| Written problem |
Extract each line containing the string "yang".

═══ Records provided

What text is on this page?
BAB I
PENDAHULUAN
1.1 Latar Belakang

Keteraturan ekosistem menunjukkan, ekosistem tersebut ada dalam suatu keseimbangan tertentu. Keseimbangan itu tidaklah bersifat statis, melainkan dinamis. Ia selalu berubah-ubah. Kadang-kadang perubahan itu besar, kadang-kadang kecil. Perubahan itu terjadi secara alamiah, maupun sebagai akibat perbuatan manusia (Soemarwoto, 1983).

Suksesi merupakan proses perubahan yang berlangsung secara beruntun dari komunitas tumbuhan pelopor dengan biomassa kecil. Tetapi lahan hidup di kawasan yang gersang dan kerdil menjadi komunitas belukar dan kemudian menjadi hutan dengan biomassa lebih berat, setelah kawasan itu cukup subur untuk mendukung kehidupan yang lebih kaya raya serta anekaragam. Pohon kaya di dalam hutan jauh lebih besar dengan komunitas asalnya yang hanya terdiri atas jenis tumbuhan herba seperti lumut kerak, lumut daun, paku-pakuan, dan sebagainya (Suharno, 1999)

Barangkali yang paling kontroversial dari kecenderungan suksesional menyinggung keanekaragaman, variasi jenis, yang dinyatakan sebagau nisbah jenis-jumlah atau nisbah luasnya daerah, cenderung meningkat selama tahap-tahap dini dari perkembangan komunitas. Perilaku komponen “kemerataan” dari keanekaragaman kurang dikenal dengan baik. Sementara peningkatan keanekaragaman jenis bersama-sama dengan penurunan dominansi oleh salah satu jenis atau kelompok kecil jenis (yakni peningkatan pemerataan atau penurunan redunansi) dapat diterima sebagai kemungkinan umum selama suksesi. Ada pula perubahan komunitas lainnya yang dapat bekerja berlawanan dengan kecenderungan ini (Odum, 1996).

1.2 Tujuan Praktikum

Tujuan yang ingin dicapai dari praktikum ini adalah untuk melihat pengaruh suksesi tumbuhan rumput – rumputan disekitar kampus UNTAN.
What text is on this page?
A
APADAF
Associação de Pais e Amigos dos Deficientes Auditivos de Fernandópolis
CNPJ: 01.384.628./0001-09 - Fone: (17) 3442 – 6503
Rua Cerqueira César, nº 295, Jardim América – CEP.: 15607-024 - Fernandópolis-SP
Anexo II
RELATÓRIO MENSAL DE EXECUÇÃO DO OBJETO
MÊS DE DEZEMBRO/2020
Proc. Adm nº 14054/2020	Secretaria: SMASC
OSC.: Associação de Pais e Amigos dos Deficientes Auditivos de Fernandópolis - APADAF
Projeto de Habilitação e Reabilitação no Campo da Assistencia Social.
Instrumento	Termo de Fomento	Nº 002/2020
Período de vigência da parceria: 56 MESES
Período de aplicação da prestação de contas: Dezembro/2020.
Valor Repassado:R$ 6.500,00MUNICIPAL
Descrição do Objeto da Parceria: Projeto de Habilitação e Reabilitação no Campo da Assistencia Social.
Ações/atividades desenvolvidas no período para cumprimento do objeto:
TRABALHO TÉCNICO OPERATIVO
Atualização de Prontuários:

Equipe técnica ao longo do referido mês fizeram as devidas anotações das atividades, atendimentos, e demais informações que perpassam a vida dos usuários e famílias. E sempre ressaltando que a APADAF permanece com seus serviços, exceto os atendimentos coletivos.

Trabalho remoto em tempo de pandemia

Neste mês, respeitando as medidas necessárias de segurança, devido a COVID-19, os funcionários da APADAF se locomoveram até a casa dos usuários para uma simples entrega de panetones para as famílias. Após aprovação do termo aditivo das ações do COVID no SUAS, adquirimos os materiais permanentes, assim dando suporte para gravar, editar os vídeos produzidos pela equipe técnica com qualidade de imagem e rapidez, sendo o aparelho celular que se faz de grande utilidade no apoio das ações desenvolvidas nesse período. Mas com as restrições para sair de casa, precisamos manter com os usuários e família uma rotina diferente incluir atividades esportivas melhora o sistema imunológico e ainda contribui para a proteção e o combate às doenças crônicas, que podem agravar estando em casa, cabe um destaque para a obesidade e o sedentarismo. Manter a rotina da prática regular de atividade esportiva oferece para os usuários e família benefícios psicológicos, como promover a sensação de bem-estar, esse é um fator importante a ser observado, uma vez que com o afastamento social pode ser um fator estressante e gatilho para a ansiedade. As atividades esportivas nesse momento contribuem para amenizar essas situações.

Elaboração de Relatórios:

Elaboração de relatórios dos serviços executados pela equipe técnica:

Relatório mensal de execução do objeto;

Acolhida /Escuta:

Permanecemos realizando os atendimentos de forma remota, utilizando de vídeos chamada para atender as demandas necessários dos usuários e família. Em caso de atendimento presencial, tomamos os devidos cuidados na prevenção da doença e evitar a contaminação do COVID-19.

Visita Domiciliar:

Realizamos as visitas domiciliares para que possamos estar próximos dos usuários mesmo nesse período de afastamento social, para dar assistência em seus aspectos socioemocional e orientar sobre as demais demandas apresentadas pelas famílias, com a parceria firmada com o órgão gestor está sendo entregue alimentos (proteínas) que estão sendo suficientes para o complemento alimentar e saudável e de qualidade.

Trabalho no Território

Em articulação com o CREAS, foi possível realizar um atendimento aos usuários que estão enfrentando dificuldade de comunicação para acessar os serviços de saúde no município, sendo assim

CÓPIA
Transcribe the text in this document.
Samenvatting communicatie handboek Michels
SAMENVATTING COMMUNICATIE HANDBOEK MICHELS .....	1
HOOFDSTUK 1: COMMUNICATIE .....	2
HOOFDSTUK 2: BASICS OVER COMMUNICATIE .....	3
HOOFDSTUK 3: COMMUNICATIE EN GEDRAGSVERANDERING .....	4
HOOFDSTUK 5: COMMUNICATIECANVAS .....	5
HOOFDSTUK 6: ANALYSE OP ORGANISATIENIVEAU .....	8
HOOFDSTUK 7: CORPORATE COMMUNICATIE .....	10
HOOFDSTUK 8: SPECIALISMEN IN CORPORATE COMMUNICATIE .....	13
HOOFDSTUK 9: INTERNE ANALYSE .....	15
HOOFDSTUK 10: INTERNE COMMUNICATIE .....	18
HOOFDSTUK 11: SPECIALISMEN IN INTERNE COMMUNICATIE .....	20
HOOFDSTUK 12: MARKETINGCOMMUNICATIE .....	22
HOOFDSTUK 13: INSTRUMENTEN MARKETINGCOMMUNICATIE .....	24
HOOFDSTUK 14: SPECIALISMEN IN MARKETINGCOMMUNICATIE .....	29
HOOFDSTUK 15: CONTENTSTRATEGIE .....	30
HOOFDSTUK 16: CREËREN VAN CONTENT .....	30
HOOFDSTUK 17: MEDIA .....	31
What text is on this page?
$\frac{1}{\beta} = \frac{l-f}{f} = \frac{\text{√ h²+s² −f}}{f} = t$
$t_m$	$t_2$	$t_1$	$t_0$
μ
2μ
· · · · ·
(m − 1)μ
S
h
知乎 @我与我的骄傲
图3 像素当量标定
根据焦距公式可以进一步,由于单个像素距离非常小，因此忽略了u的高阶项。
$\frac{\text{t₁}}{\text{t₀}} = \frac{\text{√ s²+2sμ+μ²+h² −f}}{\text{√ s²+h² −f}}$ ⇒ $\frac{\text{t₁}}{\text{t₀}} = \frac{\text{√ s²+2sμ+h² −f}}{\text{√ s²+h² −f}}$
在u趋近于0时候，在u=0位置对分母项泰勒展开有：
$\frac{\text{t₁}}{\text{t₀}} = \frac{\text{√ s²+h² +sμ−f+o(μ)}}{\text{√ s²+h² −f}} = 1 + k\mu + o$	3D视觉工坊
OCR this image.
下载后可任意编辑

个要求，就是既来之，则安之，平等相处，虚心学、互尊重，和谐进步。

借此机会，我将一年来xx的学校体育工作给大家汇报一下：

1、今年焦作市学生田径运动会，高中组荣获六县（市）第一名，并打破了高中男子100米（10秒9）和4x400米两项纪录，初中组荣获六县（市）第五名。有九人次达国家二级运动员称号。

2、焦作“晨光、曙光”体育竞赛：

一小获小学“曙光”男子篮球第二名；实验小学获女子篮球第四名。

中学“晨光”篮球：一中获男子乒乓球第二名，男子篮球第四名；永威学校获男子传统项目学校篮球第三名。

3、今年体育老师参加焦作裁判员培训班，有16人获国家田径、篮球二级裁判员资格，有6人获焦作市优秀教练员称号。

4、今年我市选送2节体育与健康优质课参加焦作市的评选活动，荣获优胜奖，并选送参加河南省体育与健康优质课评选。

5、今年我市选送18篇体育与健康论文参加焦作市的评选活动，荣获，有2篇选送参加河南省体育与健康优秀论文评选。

══════

| Reply |
Suksesi merupakan proses perubahan yang berlangsung secara beruntun dari komunitas tumbuhan pelopor dengan biomassa kecil. Tetapi lahan hidup di kawasan yang gersang dan kerdil menjadi komunitas belukar dan kemudian menjadi hutan dengan biomassa lebih berat, setelah kawasan itu cukup subur untuk mendukung kehidupan yang lebih kaya raya serta anekaragam. Pohon kaya di dalam hutan jauh lebih besar dengan komunitas asalnya yang hanya terdiri atas jenis tumbuhan herba seperti lumut kerak, lumut daun, paku-pakuan, dan sebagainya (Suharno, 1999)
Barangkali yang paling kontroversial dari kecenderungan suksesional menyinggung keanekaragaman, variasi jenis, yang dinyatakan sebagau nisbah jenis-jumlah atau nisbah luasnya daerah, cenderung meningkat selama tahap-tahap dini dari perkembangan komunitas. Perilaku komponen “kemerataan” dari keanekaragaman kurang dikenal dengan baik. Sementara peningkatan keanekaragaman jenis bersama-sama dengan penurunan dominansi oleh salah satu jenis atau kelompok kecil jenis (yakni peningkatan pemerataan atau penurunan redunansi) dapat diterima sebagai kemungkinan umum selama suksesi. Ada pula perubahan komunitas lainnya yang dapat bekerja berlawanan dengan kecenderungan ini (Odum, 1996).
Tujuan yang ingin dicapai dari praktikum ini adalah untuk melihat pengaruh suksesi tumbuhan rumput – rumputan disekitar kampus UNTAN.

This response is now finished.